[Stored data]
══════════
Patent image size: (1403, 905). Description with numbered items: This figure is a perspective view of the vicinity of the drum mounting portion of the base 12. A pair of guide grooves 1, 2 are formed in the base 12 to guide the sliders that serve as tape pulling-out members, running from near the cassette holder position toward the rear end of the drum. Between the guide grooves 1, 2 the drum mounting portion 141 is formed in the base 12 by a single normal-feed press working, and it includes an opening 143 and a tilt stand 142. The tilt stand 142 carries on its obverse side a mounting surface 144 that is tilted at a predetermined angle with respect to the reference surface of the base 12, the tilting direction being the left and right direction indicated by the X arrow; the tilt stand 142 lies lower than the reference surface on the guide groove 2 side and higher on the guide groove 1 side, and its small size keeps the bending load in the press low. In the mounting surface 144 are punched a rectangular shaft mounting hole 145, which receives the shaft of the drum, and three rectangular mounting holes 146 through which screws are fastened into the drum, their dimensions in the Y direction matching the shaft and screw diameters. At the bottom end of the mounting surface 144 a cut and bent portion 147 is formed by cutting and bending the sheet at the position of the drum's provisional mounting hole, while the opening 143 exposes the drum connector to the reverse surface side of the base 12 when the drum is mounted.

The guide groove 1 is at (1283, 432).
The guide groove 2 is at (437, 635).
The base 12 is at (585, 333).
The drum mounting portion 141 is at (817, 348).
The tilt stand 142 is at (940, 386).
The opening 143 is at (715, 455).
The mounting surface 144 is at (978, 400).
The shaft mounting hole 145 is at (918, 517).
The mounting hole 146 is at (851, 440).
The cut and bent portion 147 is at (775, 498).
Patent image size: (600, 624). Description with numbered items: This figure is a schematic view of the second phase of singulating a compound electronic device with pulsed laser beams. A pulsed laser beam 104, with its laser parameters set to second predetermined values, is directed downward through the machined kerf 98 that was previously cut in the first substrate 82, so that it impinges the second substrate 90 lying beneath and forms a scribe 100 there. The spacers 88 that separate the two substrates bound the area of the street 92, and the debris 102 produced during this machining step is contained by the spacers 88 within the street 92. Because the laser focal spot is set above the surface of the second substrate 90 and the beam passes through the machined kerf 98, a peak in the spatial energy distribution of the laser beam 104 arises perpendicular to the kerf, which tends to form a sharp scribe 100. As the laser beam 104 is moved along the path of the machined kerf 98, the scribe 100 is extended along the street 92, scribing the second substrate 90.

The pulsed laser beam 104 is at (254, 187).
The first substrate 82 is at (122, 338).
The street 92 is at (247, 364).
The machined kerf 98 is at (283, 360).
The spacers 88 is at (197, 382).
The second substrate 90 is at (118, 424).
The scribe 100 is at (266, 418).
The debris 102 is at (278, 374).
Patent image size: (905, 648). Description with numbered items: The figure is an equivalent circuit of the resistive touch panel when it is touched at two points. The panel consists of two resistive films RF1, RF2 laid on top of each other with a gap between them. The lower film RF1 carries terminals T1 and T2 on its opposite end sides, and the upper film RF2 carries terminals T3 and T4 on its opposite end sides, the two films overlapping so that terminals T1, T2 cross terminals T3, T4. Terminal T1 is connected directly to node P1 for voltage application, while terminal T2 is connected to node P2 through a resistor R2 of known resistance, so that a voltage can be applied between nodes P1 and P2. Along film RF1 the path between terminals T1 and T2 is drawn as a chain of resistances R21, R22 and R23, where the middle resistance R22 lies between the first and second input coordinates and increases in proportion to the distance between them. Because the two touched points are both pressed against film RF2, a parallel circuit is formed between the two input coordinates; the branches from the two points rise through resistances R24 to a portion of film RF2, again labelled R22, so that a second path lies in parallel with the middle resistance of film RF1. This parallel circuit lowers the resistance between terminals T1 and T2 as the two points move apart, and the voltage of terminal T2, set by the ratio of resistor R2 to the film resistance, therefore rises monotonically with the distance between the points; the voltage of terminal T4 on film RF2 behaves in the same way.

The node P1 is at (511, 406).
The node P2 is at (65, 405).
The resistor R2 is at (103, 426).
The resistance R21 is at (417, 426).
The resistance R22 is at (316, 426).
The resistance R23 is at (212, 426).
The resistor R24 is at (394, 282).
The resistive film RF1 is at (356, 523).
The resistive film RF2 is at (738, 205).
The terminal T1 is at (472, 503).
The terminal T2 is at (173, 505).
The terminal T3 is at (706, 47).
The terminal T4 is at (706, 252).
══════════
**Exercise requirements:** Please duplicate the lines from the one containing "Patent image size: (600, 624)." through the one containing "The debris 102 is at (278, 374).", inclusive.

**Response to this task:**
Patent image size: (600, 624). Description with numbered items: This figure is a schematic view of the second phase of singulating a compound electronic device with pulsed laser beams. A pulsed laser beam 104, with its laser parameters set to second predetermined values, is directed downward through the machined kerf 98 that was previously cut in the first substrate 82, so that it impinges the second substrate 90 lying beneath and forms a scribe 100 there. The spacers 88 that separate the two substrates bound the area of the street 92, and the debris 102 produced during this machining step is contained by the spacers 88 within the street 92. Because the laser focal spot is set above the surface of the second substrate 90 and the beam passes through the machined kerf 98, a peak in the spatial energy distribution of the laser beam 104 arises perpendicular to the kerf, which tends to form a sharp scribe 100. As the laser beam 104 is moved along the path of the machined kerf 98, the scribe 100 is extended along the street 92, scribing the second substrate 90.

The pulsed laser beam 104 is at (254, 187).
The first substrate 82 is at (122, 338).
The street 92 is at (247, 364).
The machined kerf 98 is at (283, 360).
The spacers 88 is at (197, 382).
The second substrate 90 is at (118, 424).
The scribe 100 is at (266, 418).
The debris 102 is at (278, 374).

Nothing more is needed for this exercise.